STATED TASK
Collect the lines of the entries where "NewFileTime" shows up.
##### DATA SUPPLIED
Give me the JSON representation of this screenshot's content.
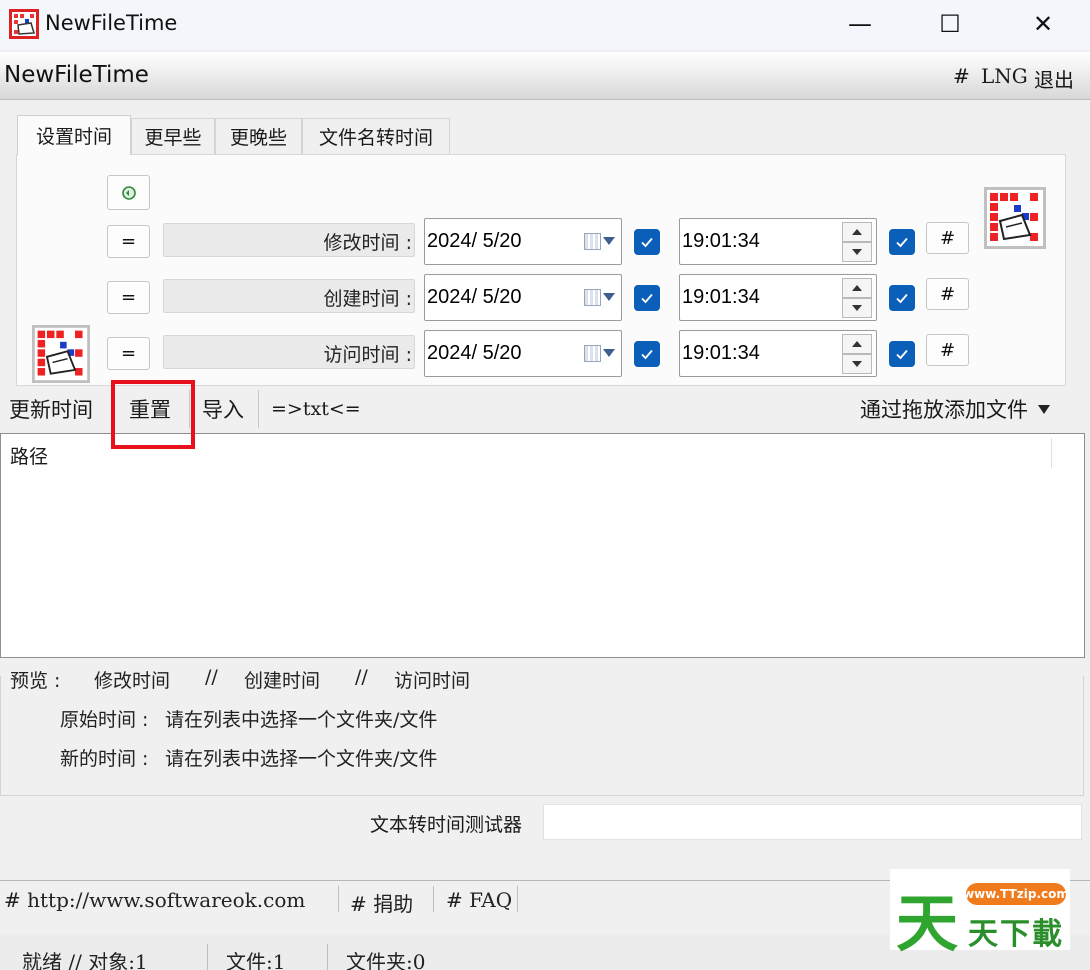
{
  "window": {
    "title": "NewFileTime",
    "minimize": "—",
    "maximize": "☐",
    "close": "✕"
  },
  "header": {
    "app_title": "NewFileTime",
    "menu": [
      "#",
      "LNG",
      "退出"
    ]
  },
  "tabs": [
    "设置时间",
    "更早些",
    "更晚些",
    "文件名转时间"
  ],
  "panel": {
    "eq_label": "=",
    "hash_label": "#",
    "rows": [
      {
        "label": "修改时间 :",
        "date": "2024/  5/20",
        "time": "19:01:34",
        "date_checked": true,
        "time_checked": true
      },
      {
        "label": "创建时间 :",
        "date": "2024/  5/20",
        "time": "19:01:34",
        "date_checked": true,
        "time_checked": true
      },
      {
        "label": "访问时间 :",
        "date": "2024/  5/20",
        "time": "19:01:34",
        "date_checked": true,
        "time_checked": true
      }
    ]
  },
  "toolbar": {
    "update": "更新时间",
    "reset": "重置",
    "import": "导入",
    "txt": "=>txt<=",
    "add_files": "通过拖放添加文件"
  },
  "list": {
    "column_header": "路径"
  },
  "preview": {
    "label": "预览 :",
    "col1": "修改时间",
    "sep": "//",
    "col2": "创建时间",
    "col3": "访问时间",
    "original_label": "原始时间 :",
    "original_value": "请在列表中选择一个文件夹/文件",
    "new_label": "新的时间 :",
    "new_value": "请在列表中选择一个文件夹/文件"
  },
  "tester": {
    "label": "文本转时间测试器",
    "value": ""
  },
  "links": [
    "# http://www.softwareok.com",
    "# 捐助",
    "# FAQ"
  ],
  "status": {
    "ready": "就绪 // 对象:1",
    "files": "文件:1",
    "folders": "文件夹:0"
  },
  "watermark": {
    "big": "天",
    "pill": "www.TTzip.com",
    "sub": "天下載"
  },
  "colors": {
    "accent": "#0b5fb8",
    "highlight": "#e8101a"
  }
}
##########
ANSWER FOR THIS EXERCISE
    "title": "NewFileTime",
    "app_title": "NewFileTime",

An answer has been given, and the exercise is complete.